ISO 27001の紹介

ISO 27001は、国際標準化機構(ISO)と国際電気標準会議(IEC)が共同で策定した情報セキュリティマネジメントシステム(ISMS:Information Security Management System)に関する国際規格です。
本規格は、組織の情報資産を安全に保護するためにリスクベースのアプローチを用い、機密性・完全性・可用性を適切に管理し、情報セキュリティ事故の予防や法的・規制上の要求事項への対応を支援します。
また、リスク管理の枠組みに基づいて、情報セキュリティ上のリスクを特定・評価・管理することを可能にし、企業の内外に存在するセキュリティ脅威から情報資産を守る体系的なアプローチを提供します。

ISO 27001の導入による効果

ISO 27001を導入することで、組織は以下のような効果を期待できます。

|---|

▸ **目標 1**:
次の(a)〜(c)は本文の内容と合っていますか。それぞれ「はい」か「いいえ」で答え、判断の決め手となる本文の語句をそのまま引用してください。
(a) ISO 27001はISOとIECが共同で策定した。
(b) ISO 27001は品質マネジメントシステムに関する国際規格である。
(c) ISO 27001はリスクベースのアプローチを用いる。
▸ **目標 2**:
本文のうち、「ISO 27001の紹介」から「ISO 27001を導入することで、組織は以下のような効果を期待できます。」までを、両端の語句も含めてそのまま引用してください。
このあとのリストは使わなくてかまいません。

▸ **提供情報**:

|---|

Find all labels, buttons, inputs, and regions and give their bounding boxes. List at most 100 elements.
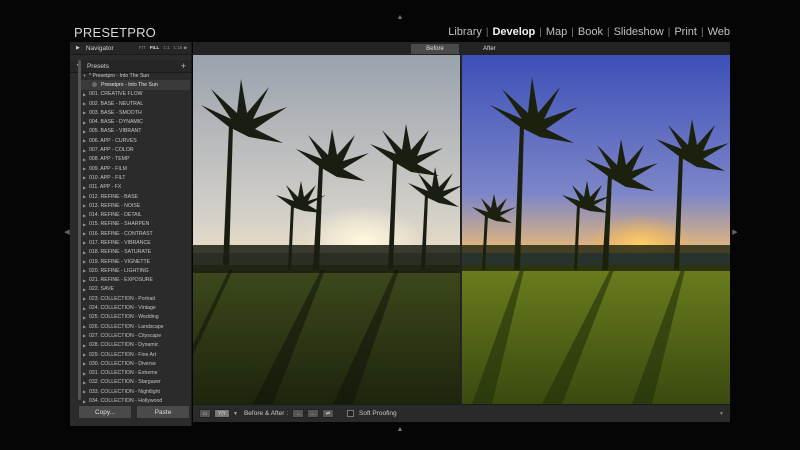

|---|

▸ **演習結果 1**:
(a) はい。「国際標準化機構(ISO)と国際電気標準会議(IEC)が共同で策定した」
(b) いいえ。「情報セキュリティマネジメントシステム(ISMS:Information Security Management System)に関する国際規格です」
(c) はい。「リスクベースのアプローチを用い」

▸ **演習結果 2**:
ISO 27001の紹介

ISO 27001は、国際標準化機構(ISO)と国際電気標準会議(IEC)が共同で策定した情報セキュリティマネジメントシステム(ISMS:Information Security Management System)に関する国際規格です。
本規格は、組織の情報資産を安全に保護するためにリスクベースのアプローチを用い、機密性・完全性・可用性を適切に管理し、情報セキュリティ事故の予防や法的・規制上の要求事項への対応を支援します。
また、リスク管理の枠組みに基づいて、情報セキュリティ上のリスクを特定・評価・管理することを可能にし、企業の内外に存在するセキュリティ脅威から情報資産を守る体系的なアプローチを提供します。

ISO 27001の導入による効果

ISO 27001を導入することで、組織は以下のような効果を期待できます。